• EXTRACTED INFORMATION:
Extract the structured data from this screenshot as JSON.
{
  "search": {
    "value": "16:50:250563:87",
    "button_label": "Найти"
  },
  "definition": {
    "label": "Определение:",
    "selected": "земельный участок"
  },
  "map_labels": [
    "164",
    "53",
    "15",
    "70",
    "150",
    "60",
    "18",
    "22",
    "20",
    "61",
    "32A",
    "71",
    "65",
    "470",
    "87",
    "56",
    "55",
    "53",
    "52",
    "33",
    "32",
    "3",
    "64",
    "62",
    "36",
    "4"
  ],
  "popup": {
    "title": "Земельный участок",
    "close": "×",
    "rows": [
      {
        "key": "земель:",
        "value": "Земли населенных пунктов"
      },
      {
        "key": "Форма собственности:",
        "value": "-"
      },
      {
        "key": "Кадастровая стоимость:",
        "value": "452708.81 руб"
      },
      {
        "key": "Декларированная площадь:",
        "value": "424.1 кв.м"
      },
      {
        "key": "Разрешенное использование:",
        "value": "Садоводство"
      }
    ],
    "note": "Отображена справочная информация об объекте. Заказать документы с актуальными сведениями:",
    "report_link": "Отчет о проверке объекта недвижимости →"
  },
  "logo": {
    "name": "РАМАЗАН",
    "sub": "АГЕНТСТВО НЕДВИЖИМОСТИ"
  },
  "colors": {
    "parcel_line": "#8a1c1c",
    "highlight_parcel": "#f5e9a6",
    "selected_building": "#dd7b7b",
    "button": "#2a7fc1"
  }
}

• EXERCISE PROMPT:
Transcribe every entry word for word.

• EXPECTED ANSWER:
Extract the structured data from this screenshot as JSON.
{
  "search": {
    "value": "16:50:250563:87",
    "button_label": "Найти"
  },
  "definition": {
    "label": "Определение:",
    "selected": "земельный участок"
  },
  "map_labels": [
    "164",
    "53",
    "15",
    "70",
    "150",
    "60",
    "18",
    "22",
    "20",
    "61",
    "32A",
    "71",
    "65",
    "470",
    "87",
    "56",
    "55",
    "53",
    "52",
    "33",
    "32",
    "3",
    "64",
    "62",
    "36",
    "4"
  ],
  "popup": {
    "title": "Земельный участок",
    "close": "×",
    "rows": [
      {
        "key": "земель:",
        "value": "Земли населенных пунктов"
      },
      {
        "key": "Форма собственности:",
        "value": "-"
      },
      {
        "key": "Кадастровая стоимость:",
        "value": "452708.81 руб"
      },
      {
        "key": "Декларированная площадь:",
        "value": "424.1 кв.м"
      },
      {
        "key": "Разрешенное использование:",
        "value": "Садоводство"
      }
    ],
    "note": "Отображена справочная информация об объекте. Заказать документы с актуальными сведениями:",
    "report_link": "Отчет о проверке объекта недвижимости →"
  },
  "logo": {
    "name": "РАМАЗАН",
    "sub": "АГЕНТСТВО НЕДВИЖИМОСТИ"
  },
  "colors": {
    "parcel_line": "#8a1c1c",
    "highlight_parcel": "#f5e9a6",
    "selected_building": "#dd7b7b",
    "button": "#2a7fc1"
  }
}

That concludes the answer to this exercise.